## What is required
Below are the records; tally the lines that include "hyperparameters" and report only the total.

## Stored data
━━━━

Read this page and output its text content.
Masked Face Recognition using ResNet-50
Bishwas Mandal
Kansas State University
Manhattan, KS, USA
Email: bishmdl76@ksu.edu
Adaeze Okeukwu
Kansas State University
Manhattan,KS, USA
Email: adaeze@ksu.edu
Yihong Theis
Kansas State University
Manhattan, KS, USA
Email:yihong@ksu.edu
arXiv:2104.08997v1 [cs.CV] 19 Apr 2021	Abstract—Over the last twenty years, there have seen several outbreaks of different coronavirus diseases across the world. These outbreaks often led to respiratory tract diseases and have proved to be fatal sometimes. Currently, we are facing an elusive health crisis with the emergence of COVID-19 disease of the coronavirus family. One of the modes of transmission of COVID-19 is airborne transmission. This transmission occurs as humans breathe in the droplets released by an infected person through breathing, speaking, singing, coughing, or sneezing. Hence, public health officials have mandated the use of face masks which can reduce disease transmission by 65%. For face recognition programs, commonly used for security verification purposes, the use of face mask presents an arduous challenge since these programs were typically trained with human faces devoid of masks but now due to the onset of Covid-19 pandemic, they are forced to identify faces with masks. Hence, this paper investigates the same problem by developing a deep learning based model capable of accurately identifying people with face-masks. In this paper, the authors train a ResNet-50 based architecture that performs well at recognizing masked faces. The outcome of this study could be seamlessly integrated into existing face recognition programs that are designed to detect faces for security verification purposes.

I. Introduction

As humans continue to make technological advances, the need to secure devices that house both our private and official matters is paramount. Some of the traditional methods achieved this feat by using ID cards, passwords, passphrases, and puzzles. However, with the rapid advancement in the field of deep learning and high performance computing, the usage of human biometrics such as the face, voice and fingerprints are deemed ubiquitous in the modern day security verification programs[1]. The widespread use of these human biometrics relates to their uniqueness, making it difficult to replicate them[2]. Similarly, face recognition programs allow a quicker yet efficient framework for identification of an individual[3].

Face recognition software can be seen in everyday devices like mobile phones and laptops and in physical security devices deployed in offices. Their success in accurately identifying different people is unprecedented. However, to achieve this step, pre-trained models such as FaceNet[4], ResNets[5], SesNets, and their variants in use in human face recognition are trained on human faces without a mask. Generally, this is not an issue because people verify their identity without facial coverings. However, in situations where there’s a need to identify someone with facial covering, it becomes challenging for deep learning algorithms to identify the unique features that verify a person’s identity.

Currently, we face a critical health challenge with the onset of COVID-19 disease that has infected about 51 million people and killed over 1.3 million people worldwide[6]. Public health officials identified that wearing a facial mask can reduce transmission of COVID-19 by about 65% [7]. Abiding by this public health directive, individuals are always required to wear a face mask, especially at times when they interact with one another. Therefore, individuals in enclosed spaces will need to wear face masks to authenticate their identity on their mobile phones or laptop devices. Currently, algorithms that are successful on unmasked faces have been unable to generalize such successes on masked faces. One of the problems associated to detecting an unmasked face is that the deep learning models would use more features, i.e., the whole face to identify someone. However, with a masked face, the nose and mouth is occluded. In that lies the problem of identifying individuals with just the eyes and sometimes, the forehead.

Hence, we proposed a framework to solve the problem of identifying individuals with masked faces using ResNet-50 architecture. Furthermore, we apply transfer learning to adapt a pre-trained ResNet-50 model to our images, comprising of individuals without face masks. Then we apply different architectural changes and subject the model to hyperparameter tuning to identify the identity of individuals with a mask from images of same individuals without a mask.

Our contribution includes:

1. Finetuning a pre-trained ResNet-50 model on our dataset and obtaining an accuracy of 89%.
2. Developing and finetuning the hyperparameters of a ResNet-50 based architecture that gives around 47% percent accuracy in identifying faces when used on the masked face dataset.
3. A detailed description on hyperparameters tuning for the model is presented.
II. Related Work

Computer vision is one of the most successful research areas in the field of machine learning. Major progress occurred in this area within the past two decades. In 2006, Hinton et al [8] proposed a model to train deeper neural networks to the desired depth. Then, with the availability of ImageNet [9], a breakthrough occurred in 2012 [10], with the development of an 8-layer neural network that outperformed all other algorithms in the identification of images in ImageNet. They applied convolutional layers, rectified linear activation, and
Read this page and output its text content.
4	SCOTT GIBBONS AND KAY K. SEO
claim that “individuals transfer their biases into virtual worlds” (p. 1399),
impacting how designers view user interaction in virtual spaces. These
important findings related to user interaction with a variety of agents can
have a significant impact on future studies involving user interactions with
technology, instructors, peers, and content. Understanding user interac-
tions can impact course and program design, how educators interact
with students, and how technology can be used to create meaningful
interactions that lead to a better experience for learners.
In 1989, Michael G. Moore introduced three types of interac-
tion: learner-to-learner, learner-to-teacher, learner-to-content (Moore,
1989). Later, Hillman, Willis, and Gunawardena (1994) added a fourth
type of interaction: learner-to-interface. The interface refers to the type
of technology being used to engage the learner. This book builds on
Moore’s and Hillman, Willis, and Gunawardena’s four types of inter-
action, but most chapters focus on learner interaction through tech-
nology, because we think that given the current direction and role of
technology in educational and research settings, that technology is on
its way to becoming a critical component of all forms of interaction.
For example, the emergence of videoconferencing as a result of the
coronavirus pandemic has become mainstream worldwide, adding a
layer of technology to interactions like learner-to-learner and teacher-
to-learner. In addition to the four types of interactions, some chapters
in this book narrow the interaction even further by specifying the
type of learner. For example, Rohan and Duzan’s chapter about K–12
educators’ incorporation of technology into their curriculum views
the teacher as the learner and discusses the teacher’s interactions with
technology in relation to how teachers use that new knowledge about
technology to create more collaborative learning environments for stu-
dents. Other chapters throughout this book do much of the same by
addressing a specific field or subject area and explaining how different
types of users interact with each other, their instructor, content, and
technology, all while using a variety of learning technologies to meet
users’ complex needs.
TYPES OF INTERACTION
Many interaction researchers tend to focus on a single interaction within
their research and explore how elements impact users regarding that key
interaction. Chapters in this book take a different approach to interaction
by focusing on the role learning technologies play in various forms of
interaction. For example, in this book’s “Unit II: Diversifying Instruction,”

━━━━

## Exercise response
2